Compile every line that includes the word "JSON".
* Start *
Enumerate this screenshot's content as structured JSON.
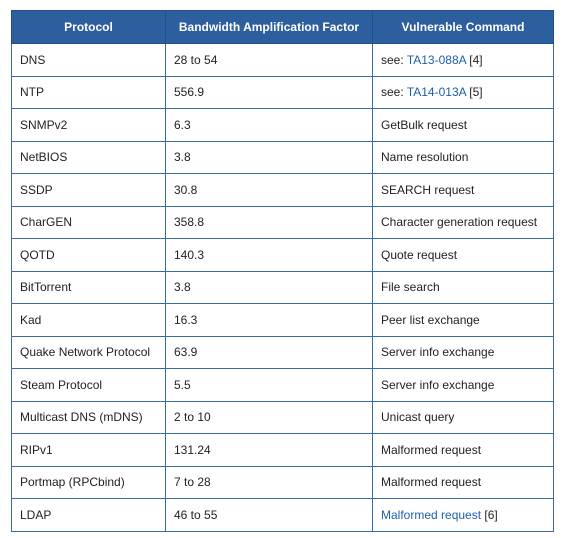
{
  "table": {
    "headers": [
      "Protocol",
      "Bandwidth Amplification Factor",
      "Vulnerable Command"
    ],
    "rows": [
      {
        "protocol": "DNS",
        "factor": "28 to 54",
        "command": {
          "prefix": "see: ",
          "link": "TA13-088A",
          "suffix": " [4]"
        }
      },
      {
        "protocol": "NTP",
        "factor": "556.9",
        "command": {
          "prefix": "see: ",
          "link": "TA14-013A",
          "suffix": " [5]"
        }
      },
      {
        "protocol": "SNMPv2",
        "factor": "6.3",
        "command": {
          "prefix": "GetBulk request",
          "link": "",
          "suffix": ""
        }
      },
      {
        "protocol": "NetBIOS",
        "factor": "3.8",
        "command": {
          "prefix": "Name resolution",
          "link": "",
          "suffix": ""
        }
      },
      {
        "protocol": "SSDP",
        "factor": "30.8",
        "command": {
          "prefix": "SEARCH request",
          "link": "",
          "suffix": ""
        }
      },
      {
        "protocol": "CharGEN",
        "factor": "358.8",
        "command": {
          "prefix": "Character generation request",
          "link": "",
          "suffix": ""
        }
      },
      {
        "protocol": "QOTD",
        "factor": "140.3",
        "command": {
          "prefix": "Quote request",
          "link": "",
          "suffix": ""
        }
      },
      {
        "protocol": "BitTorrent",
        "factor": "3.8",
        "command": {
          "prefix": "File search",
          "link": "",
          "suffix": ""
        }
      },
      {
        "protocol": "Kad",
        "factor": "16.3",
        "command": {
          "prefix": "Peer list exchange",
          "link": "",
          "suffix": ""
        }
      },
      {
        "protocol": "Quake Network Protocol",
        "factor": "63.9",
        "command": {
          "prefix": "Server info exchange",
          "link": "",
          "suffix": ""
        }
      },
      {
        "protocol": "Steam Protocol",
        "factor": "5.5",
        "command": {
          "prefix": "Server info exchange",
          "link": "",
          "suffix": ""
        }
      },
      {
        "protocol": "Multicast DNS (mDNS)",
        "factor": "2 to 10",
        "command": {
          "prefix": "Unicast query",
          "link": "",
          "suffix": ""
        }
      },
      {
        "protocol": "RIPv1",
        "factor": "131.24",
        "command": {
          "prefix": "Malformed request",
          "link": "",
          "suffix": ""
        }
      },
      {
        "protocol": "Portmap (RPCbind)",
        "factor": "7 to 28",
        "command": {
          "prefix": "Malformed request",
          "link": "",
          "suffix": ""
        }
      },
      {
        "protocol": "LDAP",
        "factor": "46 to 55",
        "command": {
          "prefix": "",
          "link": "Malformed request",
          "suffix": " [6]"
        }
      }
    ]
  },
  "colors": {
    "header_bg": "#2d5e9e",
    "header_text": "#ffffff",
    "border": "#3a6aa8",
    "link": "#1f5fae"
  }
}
* End *
* Start *
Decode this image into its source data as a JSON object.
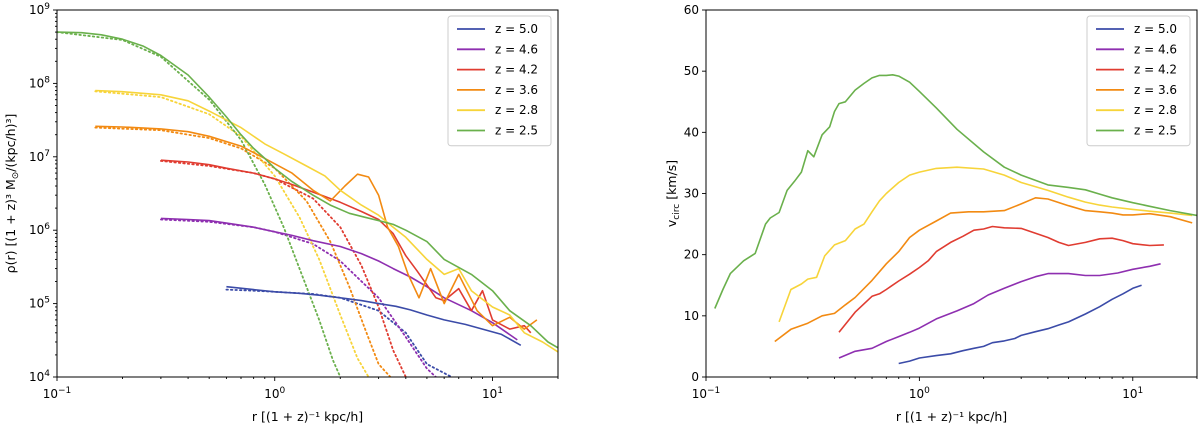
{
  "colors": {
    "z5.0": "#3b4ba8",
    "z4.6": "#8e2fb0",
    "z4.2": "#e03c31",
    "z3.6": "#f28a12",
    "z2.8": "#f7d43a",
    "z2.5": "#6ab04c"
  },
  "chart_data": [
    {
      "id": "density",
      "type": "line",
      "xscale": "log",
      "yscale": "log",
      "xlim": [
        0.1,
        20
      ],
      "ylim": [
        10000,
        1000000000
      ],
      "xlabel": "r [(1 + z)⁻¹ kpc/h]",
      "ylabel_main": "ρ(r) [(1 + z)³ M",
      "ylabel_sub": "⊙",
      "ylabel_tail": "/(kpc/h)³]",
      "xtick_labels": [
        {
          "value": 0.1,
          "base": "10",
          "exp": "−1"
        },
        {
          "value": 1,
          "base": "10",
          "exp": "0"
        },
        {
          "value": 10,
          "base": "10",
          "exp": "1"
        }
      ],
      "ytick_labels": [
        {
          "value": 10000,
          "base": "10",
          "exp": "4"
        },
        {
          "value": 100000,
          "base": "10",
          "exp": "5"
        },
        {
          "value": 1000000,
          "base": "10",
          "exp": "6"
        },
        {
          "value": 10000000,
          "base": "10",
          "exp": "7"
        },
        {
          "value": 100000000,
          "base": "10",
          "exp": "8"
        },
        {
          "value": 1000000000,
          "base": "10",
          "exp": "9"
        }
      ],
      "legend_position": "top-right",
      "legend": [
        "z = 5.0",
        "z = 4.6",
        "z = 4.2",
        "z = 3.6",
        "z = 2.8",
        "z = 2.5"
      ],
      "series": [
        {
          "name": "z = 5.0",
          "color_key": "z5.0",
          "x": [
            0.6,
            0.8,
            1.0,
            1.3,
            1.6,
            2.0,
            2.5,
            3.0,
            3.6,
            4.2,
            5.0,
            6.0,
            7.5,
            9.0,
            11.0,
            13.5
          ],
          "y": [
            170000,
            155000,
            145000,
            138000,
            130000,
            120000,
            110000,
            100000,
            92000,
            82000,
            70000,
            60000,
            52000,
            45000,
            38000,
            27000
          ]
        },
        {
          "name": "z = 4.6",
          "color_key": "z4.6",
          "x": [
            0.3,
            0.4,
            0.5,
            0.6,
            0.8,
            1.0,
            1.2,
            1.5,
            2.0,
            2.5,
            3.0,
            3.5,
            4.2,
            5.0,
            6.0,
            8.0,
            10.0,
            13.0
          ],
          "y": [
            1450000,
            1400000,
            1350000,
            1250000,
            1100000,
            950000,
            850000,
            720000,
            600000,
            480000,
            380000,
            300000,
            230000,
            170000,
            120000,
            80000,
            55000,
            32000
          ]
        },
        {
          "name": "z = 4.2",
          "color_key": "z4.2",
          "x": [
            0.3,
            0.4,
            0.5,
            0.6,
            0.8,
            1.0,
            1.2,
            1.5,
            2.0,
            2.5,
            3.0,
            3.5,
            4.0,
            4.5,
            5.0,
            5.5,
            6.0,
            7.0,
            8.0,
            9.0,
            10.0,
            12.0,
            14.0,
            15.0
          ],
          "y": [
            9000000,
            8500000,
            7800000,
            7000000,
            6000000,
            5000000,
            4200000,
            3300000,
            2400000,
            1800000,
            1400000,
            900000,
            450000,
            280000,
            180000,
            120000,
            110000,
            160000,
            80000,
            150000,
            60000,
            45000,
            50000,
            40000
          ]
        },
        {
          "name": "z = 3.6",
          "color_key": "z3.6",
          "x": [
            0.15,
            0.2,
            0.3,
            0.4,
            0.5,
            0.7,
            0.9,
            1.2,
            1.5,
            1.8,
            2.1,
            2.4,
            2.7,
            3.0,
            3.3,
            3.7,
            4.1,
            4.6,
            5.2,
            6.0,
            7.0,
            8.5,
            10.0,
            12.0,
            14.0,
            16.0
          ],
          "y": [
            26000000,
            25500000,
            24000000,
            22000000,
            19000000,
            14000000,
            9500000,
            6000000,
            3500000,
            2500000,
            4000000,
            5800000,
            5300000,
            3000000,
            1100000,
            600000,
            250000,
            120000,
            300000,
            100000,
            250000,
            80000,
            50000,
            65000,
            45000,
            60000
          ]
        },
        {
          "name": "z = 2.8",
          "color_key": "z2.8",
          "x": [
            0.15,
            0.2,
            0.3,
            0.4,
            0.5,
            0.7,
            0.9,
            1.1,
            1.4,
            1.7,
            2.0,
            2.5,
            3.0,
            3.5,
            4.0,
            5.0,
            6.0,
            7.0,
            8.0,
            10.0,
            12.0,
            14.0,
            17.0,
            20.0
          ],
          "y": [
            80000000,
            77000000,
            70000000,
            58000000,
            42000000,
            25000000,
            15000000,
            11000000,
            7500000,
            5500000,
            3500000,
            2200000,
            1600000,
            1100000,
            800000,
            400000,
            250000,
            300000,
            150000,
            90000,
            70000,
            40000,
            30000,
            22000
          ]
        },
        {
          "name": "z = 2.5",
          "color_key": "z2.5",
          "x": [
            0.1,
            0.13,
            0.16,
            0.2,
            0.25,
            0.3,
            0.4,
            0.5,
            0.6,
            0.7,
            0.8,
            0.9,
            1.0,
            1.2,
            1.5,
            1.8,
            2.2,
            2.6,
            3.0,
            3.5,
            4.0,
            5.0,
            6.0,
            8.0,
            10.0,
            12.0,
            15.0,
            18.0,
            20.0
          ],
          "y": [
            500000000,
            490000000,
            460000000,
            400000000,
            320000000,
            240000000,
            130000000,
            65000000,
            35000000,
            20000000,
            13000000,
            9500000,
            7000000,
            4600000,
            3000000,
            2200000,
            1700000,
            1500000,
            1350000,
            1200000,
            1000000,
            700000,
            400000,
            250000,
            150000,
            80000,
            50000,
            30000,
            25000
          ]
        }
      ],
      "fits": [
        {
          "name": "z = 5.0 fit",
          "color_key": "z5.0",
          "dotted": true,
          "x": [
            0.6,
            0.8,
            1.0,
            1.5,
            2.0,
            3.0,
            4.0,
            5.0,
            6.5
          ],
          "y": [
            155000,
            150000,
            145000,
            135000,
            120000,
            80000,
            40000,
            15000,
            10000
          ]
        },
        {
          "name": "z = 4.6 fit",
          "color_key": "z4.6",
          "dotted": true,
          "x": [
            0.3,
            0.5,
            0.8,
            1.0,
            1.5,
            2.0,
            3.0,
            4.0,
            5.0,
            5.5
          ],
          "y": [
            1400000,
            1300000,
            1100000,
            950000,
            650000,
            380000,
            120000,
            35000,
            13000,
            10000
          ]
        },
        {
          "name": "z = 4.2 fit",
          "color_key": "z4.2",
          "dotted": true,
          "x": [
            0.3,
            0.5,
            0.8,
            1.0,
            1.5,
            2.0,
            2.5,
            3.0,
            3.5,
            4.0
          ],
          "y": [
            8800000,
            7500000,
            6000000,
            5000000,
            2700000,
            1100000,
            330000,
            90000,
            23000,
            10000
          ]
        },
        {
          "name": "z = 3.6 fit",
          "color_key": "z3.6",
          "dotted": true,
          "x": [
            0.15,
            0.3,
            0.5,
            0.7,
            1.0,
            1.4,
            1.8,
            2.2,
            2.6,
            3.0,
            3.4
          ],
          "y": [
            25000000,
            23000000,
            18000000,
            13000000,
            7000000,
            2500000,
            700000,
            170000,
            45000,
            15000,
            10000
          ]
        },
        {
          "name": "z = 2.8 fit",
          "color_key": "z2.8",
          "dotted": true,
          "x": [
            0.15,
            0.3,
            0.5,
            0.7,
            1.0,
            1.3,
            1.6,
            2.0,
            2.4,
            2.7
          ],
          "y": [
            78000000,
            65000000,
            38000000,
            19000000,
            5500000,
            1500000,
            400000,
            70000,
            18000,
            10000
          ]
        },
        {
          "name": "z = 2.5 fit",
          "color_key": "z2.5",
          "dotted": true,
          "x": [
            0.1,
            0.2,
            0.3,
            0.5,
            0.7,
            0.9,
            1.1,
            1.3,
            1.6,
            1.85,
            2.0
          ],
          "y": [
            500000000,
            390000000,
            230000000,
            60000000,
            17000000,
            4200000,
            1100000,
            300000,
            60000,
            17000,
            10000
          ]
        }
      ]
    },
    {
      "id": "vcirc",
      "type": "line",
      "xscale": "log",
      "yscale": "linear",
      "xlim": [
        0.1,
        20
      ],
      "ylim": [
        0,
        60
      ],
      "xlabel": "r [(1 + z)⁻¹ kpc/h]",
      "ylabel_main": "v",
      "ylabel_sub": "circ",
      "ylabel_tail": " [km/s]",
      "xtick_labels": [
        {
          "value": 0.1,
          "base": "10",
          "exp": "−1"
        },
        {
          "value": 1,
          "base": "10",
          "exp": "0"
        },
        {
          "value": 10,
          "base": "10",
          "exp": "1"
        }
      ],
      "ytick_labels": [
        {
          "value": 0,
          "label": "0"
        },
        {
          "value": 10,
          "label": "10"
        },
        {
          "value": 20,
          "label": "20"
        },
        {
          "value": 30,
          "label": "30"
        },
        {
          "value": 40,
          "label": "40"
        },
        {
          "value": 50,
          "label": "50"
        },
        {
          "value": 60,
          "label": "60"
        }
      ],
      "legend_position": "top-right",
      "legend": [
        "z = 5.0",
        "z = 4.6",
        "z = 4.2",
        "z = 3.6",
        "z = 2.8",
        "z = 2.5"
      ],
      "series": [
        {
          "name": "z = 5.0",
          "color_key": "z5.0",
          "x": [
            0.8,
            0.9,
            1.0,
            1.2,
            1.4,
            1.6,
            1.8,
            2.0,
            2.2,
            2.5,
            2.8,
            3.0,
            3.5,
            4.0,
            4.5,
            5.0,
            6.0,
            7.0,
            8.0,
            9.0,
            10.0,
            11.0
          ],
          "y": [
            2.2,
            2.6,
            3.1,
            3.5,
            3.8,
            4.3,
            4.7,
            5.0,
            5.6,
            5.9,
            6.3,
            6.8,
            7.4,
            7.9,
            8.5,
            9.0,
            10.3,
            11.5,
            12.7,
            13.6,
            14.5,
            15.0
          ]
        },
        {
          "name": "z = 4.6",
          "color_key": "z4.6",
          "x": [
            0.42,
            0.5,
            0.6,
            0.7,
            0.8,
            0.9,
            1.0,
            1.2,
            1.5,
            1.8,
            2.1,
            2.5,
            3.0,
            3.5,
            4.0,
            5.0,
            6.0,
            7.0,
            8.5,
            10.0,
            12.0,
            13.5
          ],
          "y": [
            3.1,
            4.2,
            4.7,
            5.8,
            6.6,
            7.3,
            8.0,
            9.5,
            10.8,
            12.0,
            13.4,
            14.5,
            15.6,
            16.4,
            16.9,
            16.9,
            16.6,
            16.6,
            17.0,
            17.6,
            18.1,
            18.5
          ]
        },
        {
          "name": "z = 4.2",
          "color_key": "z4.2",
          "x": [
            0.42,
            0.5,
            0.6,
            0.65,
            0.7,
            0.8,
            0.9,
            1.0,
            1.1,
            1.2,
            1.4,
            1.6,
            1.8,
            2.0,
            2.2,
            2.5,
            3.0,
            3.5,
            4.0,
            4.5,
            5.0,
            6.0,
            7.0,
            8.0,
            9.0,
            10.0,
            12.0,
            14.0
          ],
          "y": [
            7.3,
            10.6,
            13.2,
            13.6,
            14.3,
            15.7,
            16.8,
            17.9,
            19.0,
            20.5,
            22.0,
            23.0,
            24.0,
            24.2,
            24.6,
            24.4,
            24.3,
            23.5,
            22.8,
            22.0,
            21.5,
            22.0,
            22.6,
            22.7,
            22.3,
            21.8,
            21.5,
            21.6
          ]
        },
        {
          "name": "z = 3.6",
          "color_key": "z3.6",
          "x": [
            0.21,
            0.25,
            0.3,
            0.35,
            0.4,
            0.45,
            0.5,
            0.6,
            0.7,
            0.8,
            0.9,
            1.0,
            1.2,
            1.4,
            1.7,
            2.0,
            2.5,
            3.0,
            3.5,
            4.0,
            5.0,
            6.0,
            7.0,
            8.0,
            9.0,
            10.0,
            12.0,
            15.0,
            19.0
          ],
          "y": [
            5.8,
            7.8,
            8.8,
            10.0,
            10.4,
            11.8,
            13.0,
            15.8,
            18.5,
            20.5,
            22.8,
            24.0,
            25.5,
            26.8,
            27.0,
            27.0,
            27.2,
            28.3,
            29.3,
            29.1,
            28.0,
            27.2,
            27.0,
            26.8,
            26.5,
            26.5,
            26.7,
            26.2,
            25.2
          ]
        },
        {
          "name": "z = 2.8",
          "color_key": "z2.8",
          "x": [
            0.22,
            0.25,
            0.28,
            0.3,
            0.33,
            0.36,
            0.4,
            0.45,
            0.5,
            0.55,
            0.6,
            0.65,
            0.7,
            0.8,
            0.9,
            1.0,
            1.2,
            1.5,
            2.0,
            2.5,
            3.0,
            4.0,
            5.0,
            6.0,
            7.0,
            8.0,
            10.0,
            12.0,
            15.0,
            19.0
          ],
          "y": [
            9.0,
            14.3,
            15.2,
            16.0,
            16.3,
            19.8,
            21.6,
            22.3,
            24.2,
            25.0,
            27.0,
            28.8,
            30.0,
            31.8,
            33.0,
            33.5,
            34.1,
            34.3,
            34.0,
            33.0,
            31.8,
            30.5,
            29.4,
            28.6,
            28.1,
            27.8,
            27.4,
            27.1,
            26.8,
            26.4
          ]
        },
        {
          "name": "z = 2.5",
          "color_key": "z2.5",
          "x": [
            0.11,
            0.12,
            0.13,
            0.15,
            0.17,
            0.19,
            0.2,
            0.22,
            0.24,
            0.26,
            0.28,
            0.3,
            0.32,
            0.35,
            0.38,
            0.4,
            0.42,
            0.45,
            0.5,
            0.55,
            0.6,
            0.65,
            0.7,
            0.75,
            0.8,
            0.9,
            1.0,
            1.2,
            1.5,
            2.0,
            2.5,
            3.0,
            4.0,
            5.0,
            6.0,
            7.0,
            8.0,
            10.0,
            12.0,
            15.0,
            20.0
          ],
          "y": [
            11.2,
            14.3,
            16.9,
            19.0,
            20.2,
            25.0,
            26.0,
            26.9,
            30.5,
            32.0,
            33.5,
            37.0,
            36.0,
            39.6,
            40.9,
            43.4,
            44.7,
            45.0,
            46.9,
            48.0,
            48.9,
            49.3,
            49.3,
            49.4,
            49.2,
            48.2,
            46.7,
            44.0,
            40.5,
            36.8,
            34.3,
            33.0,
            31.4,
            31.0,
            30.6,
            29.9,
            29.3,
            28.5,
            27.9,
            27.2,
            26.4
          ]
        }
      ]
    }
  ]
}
* End *
» **Full response**
Enumerate this screenshot's content as structured JSON.
Decode this image into its source data as a JSON object.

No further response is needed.